- _Goal of the exercise_: Search the data for the word "with". Reproduce every line where it is found.

- _Working data_:
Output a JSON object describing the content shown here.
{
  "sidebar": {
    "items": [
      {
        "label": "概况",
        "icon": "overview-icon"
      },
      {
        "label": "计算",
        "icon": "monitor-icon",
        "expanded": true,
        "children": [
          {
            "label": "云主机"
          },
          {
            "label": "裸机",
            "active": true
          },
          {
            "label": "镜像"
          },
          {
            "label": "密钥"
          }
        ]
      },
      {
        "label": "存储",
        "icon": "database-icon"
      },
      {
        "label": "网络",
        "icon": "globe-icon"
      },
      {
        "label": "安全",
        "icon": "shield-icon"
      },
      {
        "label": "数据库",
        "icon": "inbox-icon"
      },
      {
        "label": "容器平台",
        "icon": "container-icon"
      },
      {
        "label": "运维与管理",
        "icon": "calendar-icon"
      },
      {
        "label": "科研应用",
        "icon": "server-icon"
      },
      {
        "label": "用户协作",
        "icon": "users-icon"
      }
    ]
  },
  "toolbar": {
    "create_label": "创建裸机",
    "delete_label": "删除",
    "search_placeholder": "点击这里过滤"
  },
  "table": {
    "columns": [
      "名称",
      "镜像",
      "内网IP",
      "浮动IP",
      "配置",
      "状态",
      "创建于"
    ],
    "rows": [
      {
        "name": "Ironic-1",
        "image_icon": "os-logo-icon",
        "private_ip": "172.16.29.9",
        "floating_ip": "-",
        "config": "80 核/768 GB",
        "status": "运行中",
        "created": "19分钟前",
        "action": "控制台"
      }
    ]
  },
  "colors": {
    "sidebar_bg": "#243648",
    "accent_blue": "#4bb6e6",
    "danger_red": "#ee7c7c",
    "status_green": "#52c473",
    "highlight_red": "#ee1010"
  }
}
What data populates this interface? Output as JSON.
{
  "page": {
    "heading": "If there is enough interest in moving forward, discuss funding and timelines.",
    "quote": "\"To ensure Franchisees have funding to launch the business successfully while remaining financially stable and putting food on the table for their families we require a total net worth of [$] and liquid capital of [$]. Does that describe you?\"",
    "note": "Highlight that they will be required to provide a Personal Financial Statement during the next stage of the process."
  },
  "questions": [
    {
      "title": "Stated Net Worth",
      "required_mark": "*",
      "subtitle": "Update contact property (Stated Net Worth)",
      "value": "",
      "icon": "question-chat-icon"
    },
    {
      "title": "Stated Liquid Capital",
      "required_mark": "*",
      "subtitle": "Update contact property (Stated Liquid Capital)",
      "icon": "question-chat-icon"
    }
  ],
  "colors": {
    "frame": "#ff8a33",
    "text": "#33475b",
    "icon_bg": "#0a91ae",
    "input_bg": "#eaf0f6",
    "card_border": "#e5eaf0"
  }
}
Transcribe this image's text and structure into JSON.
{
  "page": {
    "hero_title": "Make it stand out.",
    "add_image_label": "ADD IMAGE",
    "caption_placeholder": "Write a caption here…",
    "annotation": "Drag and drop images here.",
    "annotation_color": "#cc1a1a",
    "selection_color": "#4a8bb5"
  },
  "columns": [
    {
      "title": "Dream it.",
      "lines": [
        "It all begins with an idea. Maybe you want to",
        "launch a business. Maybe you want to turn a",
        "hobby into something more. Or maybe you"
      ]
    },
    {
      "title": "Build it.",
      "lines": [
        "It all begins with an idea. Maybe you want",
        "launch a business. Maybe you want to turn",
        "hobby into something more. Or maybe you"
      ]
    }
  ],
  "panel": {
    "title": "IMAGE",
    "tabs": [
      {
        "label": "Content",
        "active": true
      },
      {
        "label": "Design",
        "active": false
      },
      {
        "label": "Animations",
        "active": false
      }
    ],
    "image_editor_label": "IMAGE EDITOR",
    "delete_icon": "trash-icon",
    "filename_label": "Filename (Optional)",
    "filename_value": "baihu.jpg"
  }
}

- _Solution to the problem_:
        "It all begins with an idea. Maybe you want to",
        "It all begins with an idea. Maybe you want",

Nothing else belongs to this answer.